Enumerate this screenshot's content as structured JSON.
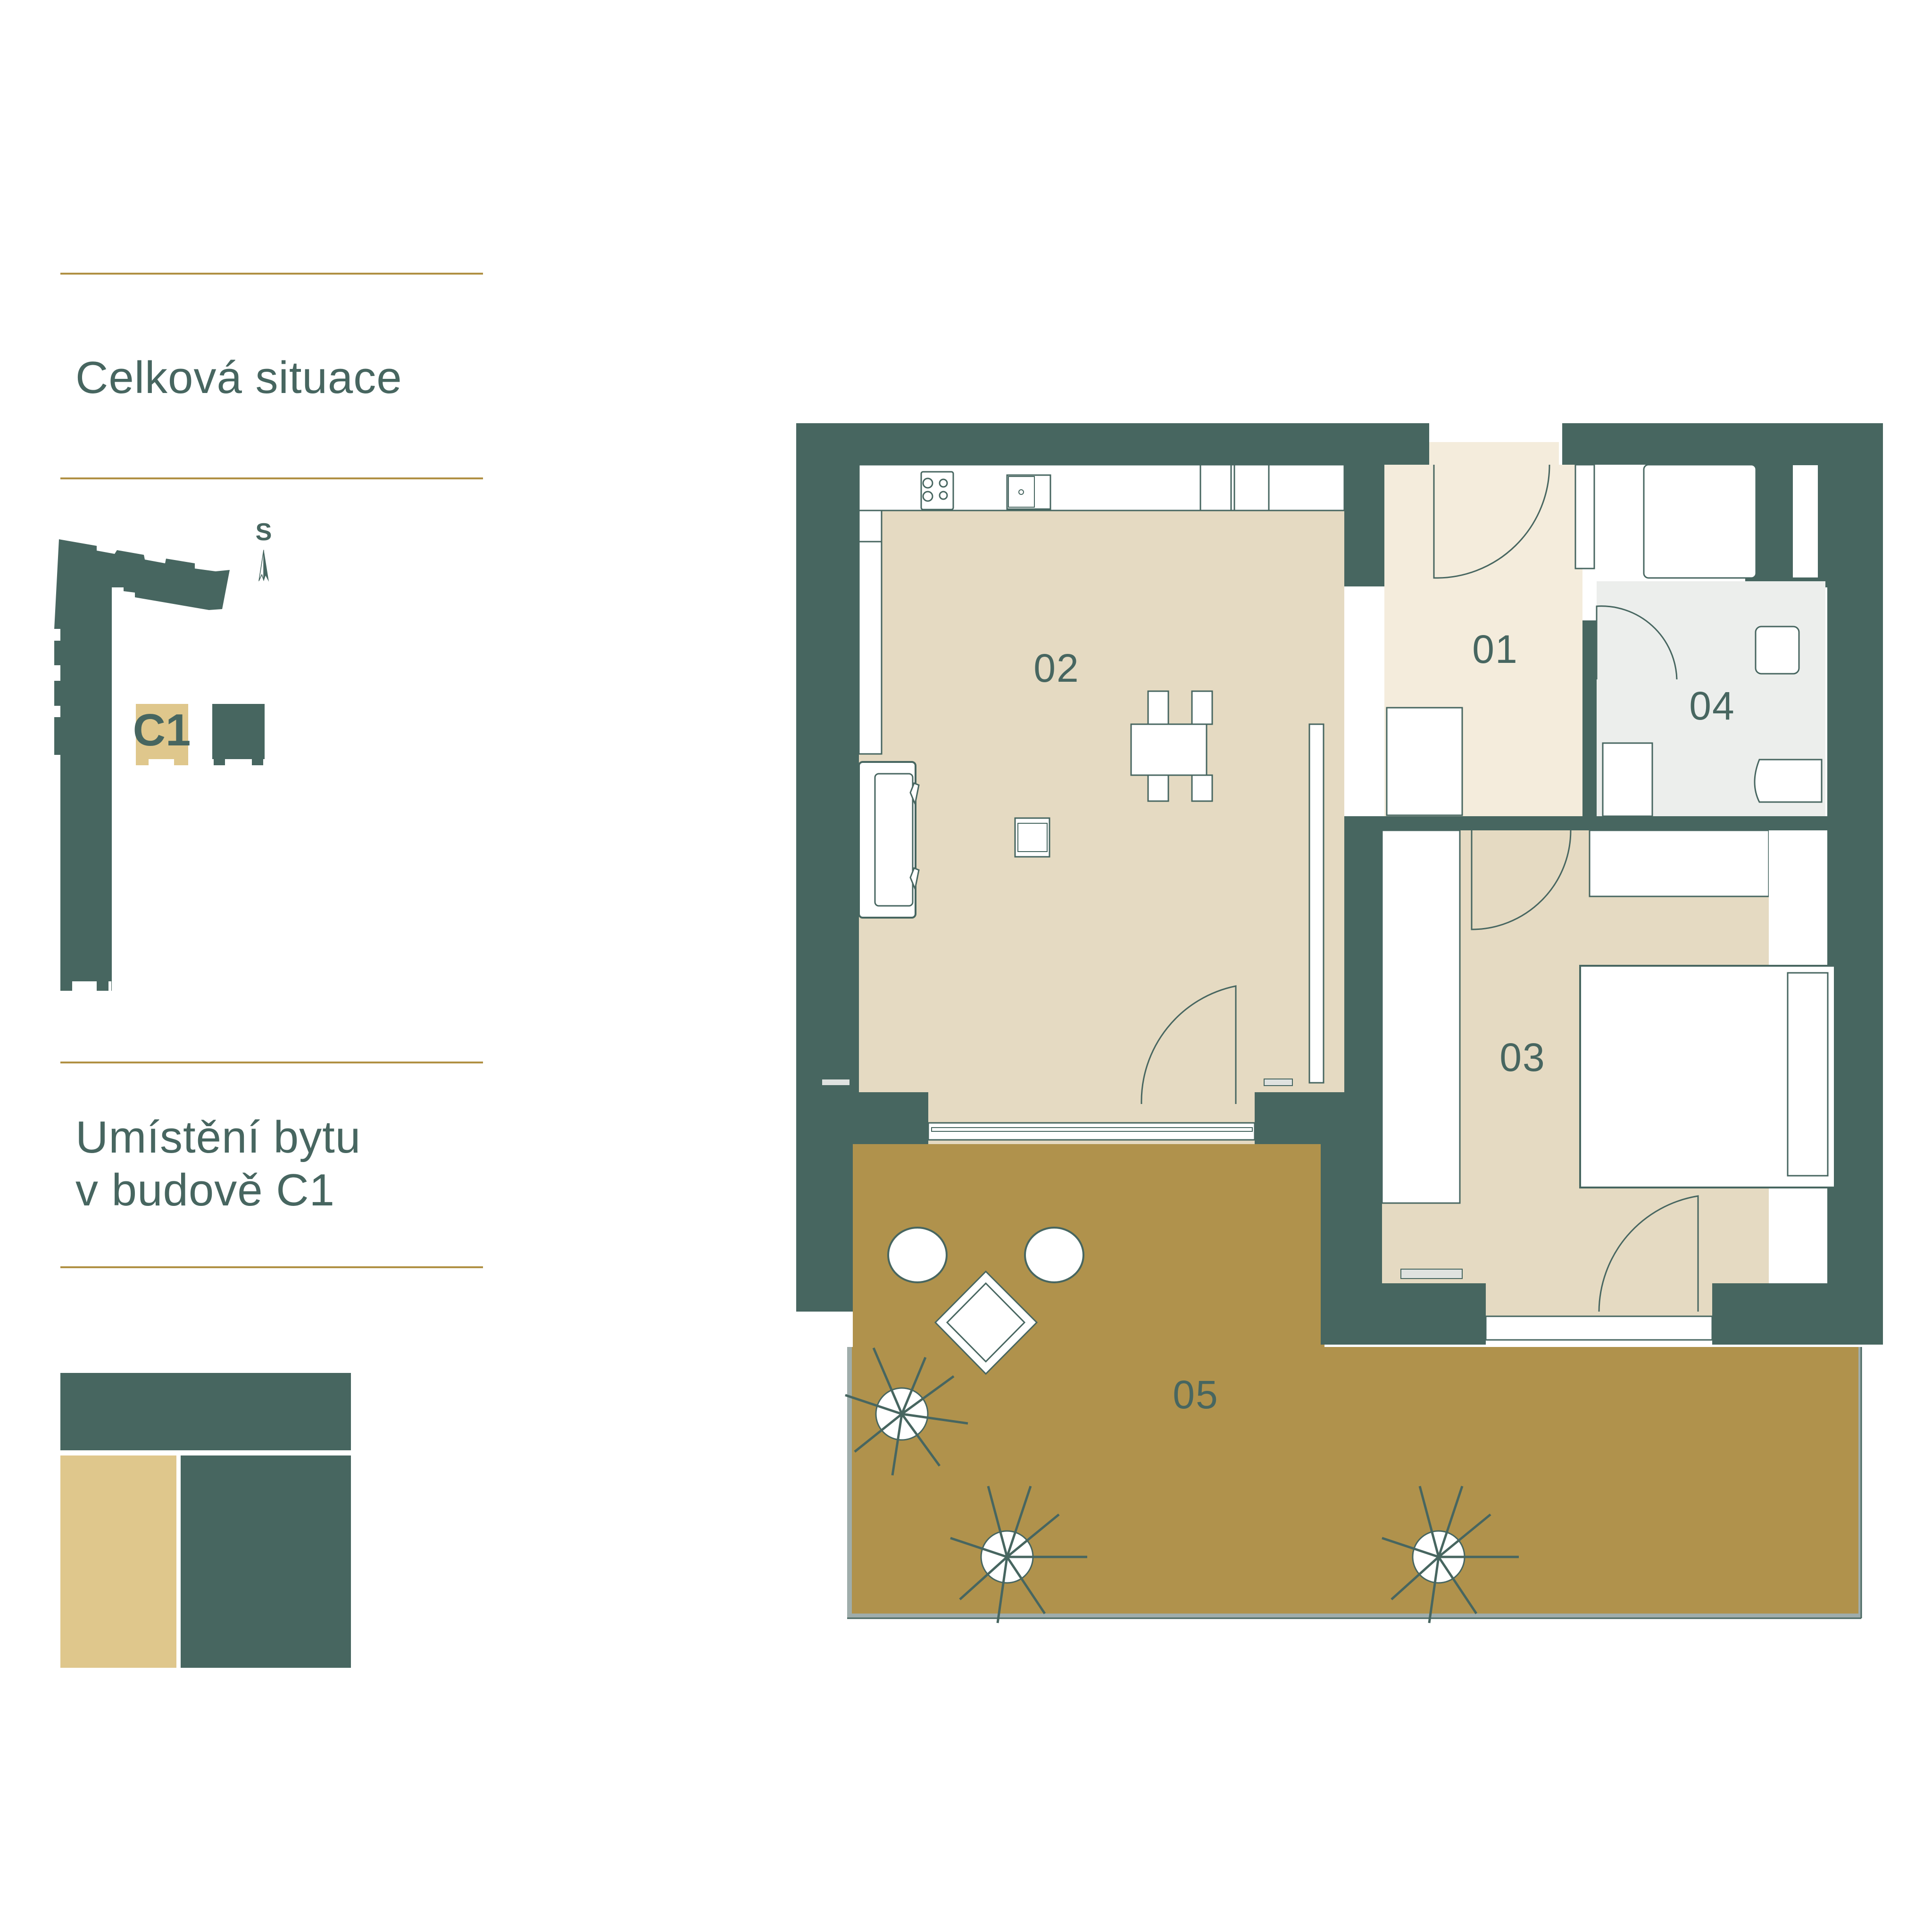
{
  "colors": {
    "wall": "#476660",
    "accent_line": "#b09043",
    "text": "#476660",
    "room_living": "#e5dac2",
    "room_hall": "#f4ecdc",
    "room_bath": "#eceeec",
    "terrace": "#b0924c",
    "highlight_building": "#dfc78c",
    "furniture": "#ffffff",
    "railing": "#9fadab"
  },
  "sidebar": {
    "section_overall": {
      "title": "Celková situace"
    },
    "site_map": {
      "compass_label": "S",
      "highlighted_building": "C1"
    },
    "section_location": {
      "title": "Umístění bytu\nv budově C1"
    },
    "location_legend": {
      "blocks": [
        "top-wing",
        "highlighted-unit",
        "other-unit"
      ]
    }
  },
  "floor_plan": {
    "rooms": [
      {
        "id": "01",
        "label": "01",
        "type": "hall"
      },
      {
        "id": "02",
        "label": "02",
        "type": "living-kitchen"
      },
      {
        "id": "03",
        "label": "03",
        "type": "bedroom"
      },
      {
        "id": "04",
        "label": "04",
        "type": "bathroom"
      },
      {
        "id": "05",
        "label": "05",
        "type": "terrace"
      }
    ]
  }
}
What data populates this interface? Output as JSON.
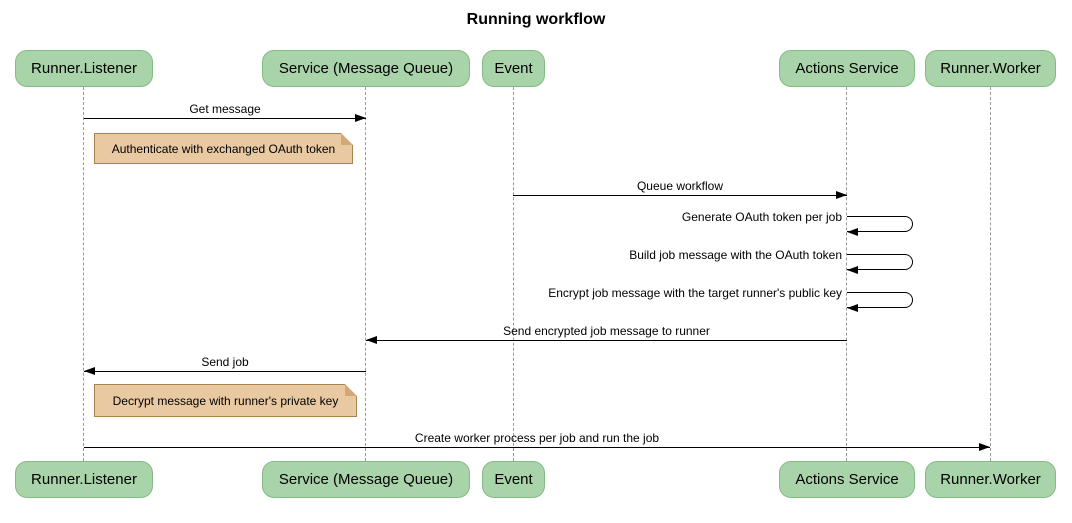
{
  "type": "sequence-diagram",
  "title": "Running workflow",
  "participants": [
    {
      "label": "Runner.Listener"
    },
    {
      "label": "Service (Message Queue)"
    },
    {
      "label": "Event"
    },
    {
      "label": "Actions Service"
    },
    {
      "label": "Runner.Worker"
    }
  ],
  "messages": [
    {
      "from": "Runner.Listener",
      "to": "Service (Message Queue)",
      "direction": "right",
      "text": "Get message"
    },
    {
      "from": "Event",
      "to": "Actions Service",
      "direction": "right",
      "text": "Queue workflow"
    },
    {
      "from": "Actions Service",
      "to": "Actions Service",
      "direction": "self",
      "text": "Generate OAuth token per job"
    },
    {
      "from": "Actions Service",
      "to": "Actions Service",
      "direction": "self",
      "text": "Build job message with the OAuth token"
    },
    {
      "from": "Actions Service",
      "to": "Actions Service",
      "direction": "self",
      "text": "Encrypt job message with the target runner's public key"
    },
    {
      "from": "Actions Service",
      "to": "Service (Message Queue)",
      "direction": "left",
      "text": "Send encrypted job message to runner"
    },
    {
      "from": "Service (Message Queue)",
      "to": "Runner.Listener",
      "direction": "left",
      "text": "Send job"
    },
    {
      "from": "Runner.Listener",
      "to": "Runner.Worker",
      "direction": "right",
      "text": "Create worker process per job and run the job"
    }
  ],
  "notes": [
    {
      "over": "Runner.Listener",
      "text": "Authenticate with exchanged OAuth token"
    },
    {
      "over": "Runner.Listener",
      "text": "Decrypt message with runner's private key"
    }
  ],
  "colors": {
    "participant_fill": "#a9d3a9",
    "participant_border": "#84bb84",
    "note_fill": "#e8c9a2",
    "note_border": "#a8824f",
    "lifeline": "#999999",
    "message_line": "#000000",
    "text": "#000000",
    "background": "#ffffff"
  }
}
***
▶ _Stated exercise_
Write out the full set of lines verbatim, without the pictures.

▶ _Task output_
Enumerate this screenshot's content as structured JSON.
{
  "colors": {
    "wall": "#476660",
    "accent_line": "#b09043",
    "text": "#476660",
    "room_living": "#e5dac2",
    "room_hall": "#f4ecdc",
    "room_bath": "#eceeec",
    "terrace": "#b0924c",
    "highlight_building": "#dfc78c",
    "furniture": "#ffffff",
    "railing": "#9fadab"
  },
  "sidebar": {
    "section_overall": {
      "title": "Celková situace"
    },
    "site_map": {
      "compass_label": "S",
      "highlighted_building": "C1"
    },
    "section_location": {
      "title": "Umístění bytu\nv budově C1"
    },
    "location_legend": {
      "blocks": [
        "top-wing",
        "highlighted-unit",
        "other-unit"
      ]
    }
  },
  "floor_plan": {
    "rooms": [
      {
        "id": "01",
        "label": "01",
        "type": "hall"
      },
      {
        "id": "02",
        "label": "02",
        "type": "living-kitchen"
      },
      {
        "id": "03",
        "label": "03",
        "type": "bedroom"
      },
      {
        "id": "04",
        "label": "04",
        "type": "bathroom"
      },
      {
        "id": "05",
        "label": "05",
        "type": "terrace"
      }
    ]
  }
}
What data populates this interface? Output as JSON.
{
  "type": "sequence-diagram",
  "title": "Running workflow",
  "participants": [
    {
      "label": "Runner.Listener"
    },
    {
      "label": "Service (Message Queue)"
    },
    {
      "label": "Event"
    },
    {
      "label": "Actions Service"
    },
    {
      "label": "Runner.Worker"
    }
  ],
  "messages": [
    {
      "from": "Runner.Listener",
      "to": "Service (Message Queue)",
      "direction": "right",
      "text": "Get message"
    },
    {
      "from": "Event",
      "to": "Actions Service",
      "direction": "right",
      "text": "Queue workflow"
    },
    {
      "from": "Actions Service",
      "to": "Actions Service",
      "direction": "self",
      "text": "Generate OAuth token per job"
    },
    {
      "from": "Actions Service",
      "to": "Actions Service",
      "direction": "self",
      "text": "Build job message with the OAuth token"
    },
    {
      "from": "Actions Service",
      "to": "Actions Service",
      "direction": "self",
      "text": "Encrypt job message with the target runner's public key"
    },
    {
      "from": "Actions Service",
      "to": "Service (Message Queue)",
      "direction": "left",
      "text": "Send encrypted job message to runner"
    },
    {
      "from": "Service (Message Queue)",
      "to": "Runner.Listener",
      "direction": "left",
      "text": "Send job"
    },
    {
      "from": "Runner.Listener",
      "to": "Runner.Worker",
      "direction": "right",
      "text": "Create worker process per job and run the job"
    }
  ],
  "notes": [
    {
      "over": "Runner.Listener",
      "text": "Authenticate with exchanged OAuth token"
    },
    {
      "over": "Runner.Listener",
      "text": "Decrypt message with runner's private key"
    }
  ],
  "colors": {
    "participant_fill": "#a9d3a9",
    "participant_border": "#84bb84",
    "note_fill": "#e8c9a2",
    "note_border": "#a8824f",
    "lifeline": "#999999",
    "message_line": "#000000",
    "text": "#000000",
    "background": "#ffffff"
  }
}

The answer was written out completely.